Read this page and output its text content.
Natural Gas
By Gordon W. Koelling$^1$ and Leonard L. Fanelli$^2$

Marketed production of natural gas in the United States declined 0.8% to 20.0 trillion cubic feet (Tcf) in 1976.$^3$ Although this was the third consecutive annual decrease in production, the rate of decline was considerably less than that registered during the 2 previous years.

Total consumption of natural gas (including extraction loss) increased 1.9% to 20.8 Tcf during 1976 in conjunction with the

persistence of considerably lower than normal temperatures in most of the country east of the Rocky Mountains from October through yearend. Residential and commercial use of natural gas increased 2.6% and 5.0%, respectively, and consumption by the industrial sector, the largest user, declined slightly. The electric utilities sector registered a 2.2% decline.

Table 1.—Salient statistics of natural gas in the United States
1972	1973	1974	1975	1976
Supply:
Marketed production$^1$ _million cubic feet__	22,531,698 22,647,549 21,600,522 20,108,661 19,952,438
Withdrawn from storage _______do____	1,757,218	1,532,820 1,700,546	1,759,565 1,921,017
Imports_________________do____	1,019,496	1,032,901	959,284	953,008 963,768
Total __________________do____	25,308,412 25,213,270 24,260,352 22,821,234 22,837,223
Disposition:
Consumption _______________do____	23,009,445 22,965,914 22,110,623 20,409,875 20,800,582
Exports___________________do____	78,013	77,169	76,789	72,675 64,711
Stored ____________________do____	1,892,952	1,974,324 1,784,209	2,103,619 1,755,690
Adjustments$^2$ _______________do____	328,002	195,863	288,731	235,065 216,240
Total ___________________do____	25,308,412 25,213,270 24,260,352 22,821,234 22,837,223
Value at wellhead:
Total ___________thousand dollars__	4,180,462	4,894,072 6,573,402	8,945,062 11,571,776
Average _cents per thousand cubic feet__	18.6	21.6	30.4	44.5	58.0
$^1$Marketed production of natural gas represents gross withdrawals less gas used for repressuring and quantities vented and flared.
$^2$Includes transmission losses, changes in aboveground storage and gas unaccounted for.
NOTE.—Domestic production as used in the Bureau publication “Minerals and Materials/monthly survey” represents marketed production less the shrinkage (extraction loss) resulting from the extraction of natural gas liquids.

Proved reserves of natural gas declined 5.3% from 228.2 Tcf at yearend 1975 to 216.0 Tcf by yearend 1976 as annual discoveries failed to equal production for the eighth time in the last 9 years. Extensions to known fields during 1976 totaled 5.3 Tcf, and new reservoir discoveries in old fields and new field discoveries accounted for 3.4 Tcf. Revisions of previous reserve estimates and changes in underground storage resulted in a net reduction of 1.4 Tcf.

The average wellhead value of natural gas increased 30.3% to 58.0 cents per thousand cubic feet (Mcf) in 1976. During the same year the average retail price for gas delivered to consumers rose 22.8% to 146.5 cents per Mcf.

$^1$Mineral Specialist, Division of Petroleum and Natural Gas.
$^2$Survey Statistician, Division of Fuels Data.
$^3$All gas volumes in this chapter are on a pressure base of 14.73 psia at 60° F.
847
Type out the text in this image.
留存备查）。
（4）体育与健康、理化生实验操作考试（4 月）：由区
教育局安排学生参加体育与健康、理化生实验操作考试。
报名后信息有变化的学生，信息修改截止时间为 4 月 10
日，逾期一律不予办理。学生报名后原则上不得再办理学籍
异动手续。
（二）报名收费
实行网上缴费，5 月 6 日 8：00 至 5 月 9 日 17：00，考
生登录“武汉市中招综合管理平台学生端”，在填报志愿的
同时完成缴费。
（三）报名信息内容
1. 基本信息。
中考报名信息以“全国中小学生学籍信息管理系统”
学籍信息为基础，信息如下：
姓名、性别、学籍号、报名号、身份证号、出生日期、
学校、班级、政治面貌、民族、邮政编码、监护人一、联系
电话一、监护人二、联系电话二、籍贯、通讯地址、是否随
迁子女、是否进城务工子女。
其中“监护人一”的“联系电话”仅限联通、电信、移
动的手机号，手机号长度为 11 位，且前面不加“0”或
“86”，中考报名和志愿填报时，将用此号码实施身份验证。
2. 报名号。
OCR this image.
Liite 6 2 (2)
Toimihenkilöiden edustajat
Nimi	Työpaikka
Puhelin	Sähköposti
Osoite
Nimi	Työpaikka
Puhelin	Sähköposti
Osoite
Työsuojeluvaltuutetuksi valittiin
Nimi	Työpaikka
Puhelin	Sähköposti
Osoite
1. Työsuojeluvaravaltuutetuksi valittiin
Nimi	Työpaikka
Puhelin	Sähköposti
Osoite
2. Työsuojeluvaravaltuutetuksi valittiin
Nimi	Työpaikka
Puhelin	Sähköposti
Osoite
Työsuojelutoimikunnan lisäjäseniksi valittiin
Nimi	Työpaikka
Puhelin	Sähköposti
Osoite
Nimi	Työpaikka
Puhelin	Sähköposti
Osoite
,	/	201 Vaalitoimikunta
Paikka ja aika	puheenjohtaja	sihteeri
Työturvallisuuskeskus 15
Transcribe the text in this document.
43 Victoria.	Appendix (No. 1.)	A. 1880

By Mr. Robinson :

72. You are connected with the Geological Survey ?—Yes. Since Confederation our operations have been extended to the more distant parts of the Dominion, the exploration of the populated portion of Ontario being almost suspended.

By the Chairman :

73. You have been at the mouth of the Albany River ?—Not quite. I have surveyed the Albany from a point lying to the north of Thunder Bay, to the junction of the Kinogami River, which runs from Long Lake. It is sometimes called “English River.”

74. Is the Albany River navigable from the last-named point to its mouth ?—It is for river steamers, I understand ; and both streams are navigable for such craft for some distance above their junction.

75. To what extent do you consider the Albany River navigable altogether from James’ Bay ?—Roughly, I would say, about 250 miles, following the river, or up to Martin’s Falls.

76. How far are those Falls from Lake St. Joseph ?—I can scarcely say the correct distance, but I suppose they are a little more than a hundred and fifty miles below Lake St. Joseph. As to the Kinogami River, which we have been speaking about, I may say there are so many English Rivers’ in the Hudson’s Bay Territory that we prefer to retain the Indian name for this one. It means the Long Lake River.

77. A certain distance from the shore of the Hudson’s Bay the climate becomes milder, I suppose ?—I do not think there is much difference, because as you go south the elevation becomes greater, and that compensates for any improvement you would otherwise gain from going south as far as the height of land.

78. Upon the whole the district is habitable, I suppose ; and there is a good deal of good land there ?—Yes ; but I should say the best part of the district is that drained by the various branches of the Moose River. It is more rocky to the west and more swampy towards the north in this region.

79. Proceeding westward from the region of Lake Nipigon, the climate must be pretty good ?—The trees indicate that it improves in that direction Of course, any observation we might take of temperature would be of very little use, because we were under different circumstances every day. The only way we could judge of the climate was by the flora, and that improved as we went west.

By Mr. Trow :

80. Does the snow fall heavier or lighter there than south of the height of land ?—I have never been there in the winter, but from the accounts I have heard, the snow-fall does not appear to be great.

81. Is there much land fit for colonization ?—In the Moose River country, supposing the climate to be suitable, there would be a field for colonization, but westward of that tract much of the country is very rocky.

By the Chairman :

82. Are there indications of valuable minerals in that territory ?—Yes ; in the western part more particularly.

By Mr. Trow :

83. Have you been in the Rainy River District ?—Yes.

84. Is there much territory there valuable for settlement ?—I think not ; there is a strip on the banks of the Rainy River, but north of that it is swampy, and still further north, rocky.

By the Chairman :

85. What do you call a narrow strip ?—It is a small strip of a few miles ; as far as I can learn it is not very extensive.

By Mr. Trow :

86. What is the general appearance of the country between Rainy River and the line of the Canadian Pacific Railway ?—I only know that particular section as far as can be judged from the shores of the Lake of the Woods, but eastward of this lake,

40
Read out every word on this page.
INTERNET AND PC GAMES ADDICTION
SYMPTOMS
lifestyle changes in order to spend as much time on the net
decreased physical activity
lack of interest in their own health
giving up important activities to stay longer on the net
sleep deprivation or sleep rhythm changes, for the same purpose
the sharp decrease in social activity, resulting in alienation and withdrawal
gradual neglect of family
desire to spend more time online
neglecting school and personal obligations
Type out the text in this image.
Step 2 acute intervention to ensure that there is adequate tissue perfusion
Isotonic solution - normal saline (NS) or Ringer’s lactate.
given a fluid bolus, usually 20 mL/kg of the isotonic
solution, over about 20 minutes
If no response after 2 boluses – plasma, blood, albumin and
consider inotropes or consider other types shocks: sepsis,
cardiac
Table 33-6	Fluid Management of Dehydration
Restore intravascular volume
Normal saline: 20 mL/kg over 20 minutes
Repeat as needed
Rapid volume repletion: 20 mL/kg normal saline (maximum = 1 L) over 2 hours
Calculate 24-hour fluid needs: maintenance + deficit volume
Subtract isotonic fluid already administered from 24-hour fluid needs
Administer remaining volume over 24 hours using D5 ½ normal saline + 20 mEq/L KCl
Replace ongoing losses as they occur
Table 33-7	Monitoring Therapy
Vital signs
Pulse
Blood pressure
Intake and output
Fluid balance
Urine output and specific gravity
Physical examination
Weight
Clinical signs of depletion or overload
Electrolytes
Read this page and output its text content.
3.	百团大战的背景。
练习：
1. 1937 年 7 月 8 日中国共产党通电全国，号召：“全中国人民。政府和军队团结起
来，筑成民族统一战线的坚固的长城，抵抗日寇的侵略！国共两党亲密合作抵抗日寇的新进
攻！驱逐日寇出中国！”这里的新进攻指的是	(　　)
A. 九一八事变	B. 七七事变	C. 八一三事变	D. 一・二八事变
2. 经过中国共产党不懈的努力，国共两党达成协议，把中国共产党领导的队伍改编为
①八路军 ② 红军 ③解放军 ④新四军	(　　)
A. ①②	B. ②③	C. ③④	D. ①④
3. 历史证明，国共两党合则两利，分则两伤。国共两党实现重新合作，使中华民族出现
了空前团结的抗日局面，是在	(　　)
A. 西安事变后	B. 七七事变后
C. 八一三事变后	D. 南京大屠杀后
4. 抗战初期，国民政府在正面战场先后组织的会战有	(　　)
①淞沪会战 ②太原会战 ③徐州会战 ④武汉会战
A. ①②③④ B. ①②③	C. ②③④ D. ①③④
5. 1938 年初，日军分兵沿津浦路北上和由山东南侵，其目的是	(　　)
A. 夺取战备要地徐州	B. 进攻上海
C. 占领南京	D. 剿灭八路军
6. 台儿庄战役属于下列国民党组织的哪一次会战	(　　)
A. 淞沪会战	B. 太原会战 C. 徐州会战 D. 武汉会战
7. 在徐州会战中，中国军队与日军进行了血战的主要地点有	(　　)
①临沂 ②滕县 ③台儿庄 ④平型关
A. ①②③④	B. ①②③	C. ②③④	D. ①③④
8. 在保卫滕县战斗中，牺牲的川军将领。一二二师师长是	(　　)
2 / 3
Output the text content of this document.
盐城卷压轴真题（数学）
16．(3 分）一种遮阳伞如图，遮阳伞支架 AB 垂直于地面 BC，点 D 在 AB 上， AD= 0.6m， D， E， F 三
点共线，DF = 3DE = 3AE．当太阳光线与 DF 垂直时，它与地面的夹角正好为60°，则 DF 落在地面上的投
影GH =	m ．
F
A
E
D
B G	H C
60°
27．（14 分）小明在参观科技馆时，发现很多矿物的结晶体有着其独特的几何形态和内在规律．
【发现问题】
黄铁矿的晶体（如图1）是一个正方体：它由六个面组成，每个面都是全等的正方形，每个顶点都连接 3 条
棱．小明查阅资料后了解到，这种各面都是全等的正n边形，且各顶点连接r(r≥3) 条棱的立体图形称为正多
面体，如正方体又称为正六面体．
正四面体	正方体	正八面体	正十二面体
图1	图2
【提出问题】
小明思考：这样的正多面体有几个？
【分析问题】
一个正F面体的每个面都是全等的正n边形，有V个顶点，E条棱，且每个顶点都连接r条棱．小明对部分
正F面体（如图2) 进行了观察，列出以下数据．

━━━━━━━━━━━━━━━━━━━━━━━━━━━━━━

> [Goal]
Find each line holding the string "navigable" and copy it out.

> [Answer to the task]
74. Is the Albany River navigable from the last-named point to its mouth ?—It is for river steamers, I understand ; and both streams are navigable for such craft for some distance above their junction.
75. To what extent do you consider the Albany River navigable altogether from James’ Bay ?—Roughly, I would say, about 250 miles, following the river, or up to Martin’s Falls.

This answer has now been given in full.